-- RECORDS SUPPLIED --
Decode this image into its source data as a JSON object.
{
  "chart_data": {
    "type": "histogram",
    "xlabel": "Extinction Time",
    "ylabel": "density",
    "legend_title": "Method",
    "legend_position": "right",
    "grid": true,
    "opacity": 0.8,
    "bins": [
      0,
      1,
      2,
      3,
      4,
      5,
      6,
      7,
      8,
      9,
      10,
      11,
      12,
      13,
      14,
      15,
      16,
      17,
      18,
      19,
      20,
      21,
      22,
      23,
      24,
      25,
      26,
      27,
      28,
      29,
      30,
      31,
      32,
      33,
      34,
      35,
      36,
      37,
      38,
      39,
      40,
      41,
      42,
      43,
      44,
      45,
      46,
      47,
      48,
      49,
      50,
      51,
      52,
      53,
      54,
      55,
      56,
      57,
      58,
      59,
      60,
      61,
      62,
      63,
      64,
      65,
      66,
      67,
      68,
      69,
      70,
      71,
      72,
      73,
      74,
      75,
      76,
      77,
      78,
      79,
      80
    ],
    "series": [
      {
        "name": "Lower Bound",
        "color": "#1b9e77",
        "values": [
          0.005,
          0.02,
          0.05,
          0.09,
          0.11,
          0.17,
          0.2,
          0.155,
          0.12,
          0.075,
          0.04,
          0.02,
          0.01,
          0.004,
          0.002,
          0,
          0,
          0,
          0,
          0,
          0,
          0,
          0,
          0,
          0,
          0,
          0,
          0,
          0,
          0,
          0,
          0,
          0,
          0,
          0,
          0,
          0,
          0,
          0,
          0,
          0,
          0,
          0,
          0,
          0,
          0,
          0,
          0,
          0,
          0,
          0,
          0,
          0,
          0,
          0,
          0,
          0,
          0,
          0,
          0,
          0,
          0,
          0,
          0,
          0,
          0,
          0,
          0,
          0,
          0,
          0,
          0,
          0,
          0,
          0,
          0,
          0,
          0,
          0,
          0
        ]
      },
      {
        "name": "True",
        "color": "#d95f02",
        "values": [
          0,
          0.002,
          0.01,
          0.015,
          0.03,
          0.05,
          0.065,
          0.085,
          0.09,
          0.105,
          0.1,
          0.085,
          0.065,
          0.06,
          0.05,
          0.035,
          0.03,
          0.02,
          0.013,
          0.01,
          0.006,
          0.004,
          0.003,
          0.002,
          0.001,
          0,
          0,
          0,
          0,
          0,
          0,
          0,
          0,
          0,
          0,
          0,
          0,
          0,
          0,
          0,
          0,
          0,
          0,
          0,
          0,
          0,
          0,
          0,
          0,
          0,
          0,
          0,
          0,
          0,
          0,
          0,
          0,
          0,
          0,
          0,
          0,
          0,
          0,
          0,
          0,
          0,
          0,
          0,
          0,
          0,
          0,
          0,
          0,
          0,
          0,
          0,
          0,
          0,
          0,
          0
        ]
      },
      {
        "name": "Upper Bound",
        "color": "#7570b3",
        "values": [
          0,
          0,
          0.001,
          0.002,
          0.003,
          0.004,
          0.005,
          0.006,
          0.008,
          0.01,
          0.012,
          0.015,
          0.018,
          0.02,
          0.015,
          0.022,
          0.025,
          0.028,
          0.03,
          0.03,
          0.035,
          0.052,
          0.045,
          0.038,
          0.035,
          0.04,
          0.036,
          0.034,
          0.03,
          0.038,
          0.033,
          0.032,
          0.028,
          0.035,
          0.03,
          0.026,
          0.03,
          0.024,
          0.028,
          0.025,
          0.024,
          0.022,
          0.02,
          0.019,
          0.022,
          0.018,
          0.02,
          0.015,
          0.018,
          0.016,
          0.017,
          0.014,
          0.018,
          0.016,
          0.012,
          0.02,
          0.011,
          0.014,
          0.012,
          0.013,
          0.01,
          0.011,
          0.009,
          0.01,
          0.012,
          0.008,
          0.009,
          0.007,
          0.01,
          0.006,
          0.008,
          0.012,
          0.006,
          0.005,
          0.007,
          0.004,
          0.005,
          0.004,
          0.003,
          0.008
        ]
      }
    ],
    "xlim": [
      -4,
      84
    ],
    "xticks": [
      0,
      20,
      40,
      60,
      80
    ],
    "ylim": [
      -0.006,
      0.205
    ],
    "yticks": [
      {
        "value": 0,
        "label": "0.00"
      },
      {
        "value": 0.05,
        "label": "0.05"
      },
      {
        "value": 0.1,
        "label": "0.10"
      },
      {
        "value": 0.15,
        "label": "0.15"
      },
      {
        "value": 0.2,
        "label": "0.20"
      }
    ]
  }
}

-- TASK DIRECTIONS --
Type the material above out again, exactly.

-- CORRECT RESULT --
Decode this image into its source data as a JSON object.
{
  "chart_data": {
    "type": "histogram",
    "xlabel": "Extinction Time",
    "ylabel": "density",
    "legend_title": "Method",
    "legend_position": "right",
    "grid": true,
    "opacity": 0.8,
    "bins": [
      0,
      1,
      2,
      3,
      4,
      5,
      6,
      7,
      8,
      9,
      10,
      11,
      12,
      13,
      14,
      15,
      16,
      17,
      18,
      19,
      20,
      21,
      22,
      23,
      24,
      25,
      26,
      27,
      28,
      29,
      30,
      31,
      32,
      33,
      34,
      35,
      36,
      37,
      38,
      39,
      40,
      41,
      42,
      43,
      44,
      45,
      46,
      47,
      48,
      49,
      50,
      51,
      52,
      53,
      54,
      55,
      56,
      57,
      58,
      59,
      60,
      61,
      62,
      63,
      64,
      65,
      66,
      67,
      68,
      69,
      70,
      71,
      72,
      73,
      74,
      75,
      76,
      77,
      78,
      79,
      80
    ],
    "series": [
      {
        "name": "Lower Bound",
        "color": "#1b9e77",
        "values": [
          0.005,
          0.02,
          0.05,
          0.09,
          0.11,
          0.17,
          0.2,
          0.155,
          0.12,
          0.075,
          0.04,
          0.02,
          0.01,
          0.004,
          0.002,
          0,
          0,
          0,
          0,
          0,
          0,
          0,
          0,
          0,
          0,
          0,
          0,
          0,
          0,
          0,
          0,
          0,
          0,
          0,
          0,
          0,
          0,
          0,
          0,
          0,
          0,
          0,
          0,
          0,
          0,
          0,
          0,
          0,
          0,
          0,
          0,
          0,
          0,
          0,
          0,
          0,
          0,
          0,
          0,
          0,
          0,
          0,
          0,
          0,
          0,
          0,
          0,
          0,
          0,
          0,
          0,
          0,
          0,
          0,
          0,
          0,
          0,
          0,
          0,
          0
        ]
      },
      {
        "name": "True",
        "color": "#d95f02",
        "values": [
          0,
          0.002,
          0.01,
          0.015,
          0.03,
          0.05,
          0.065,
          0.085,
          0.09,
          0.105,
          0.1,
          0.085,
          0.065,
          0.06,
          0.05,
          0.035,
          0.03,
          0.02,
          0.013,
          0.01,
          0.006,
          0.004,
          0.003,
          0.002,
          0.001,
          0,
          0,
          0,
          0,
          0,
          0,
          0,
          0,
          0,
          0,
          0,
          0,
          0,
          0,
          0,
          0,
          0,
          0,
          0,
          0,
          0,
          0,
          0,
          0,
          0,
          0,
          0,
          0,
          0,
          0,
          0,
          0,
          0,
          0,
          0,
          0,
          0,
          0,
          0,
          0,
          0,
          0,
          0,
          0,
          0,
          0,
          0,
          0,
          0,
          0,
          0,
          0,
          0,
          0,
          0
        ]
      },
      {
        "name": "Upper Bound",
        "color": "#7570b3",
        "values": [
          0,
          0,
          0.001,
          0.002,
          0.003,
          0.004,
          0.005,
          0.006,
          0.008,
          0.01,
          0.012,
          0.015,
          0.018,
          0.02,
          0.015,
          0.022,
          0.025,
          0.028,
          0.03,
          0.03,
          0.035,
          0.052,
          0.045,
          0.038,
          0.035,
          0.04,
          0.036,
          0.034,
          0.03,
          0.038,
          0.033,
          0.032,
          0.028,
          0.035,
          0.03,
          0.026,
          0.03,
          0.024,
          0.028,
          0.025,
          0.024,
          0.022,
          0.02,
          0.019,
          0.022,
          0.018,
          0.02,
          0.015,
          0.018,
          0.016,
          0.017,
          0.014,
          0.018,
          0.016,
          0.012,
          0.02,
          0.011,
          0.014,
          0.012,
          0.013,
          0.01,
          0.011,
          0.009,
          0.01,
          0.012,
          0.008,
          0.009,
          0.007,
          0.01,
          0.006,
          0.008,
          0.012,
          0.006,
          0.005,
          0.007,
          0.004,
          0.005,
          0.004,
          0.003,
          0.008
        ]
      }
    ],
    "xlim": [
      -4,
      84
    ],
    "xticks": [
      0,
      20,
      40,
      60,
      80
    ],
    "ylim": [
      -0.006,
      0.205
    ],
    "yticks": [
      {
        "value": 0,
        "label": "0.00"
      },
      {
        "value": 0.05,
        "label": "0.05"
      },
      {
        "value": 0.1,
        "label": "0.10"
      },
      {
        "value": 0.15,
        "label": "0.15"
      },
      {
        "value": 0.2,
        "label": "0.20"
      }
    ]
  }
}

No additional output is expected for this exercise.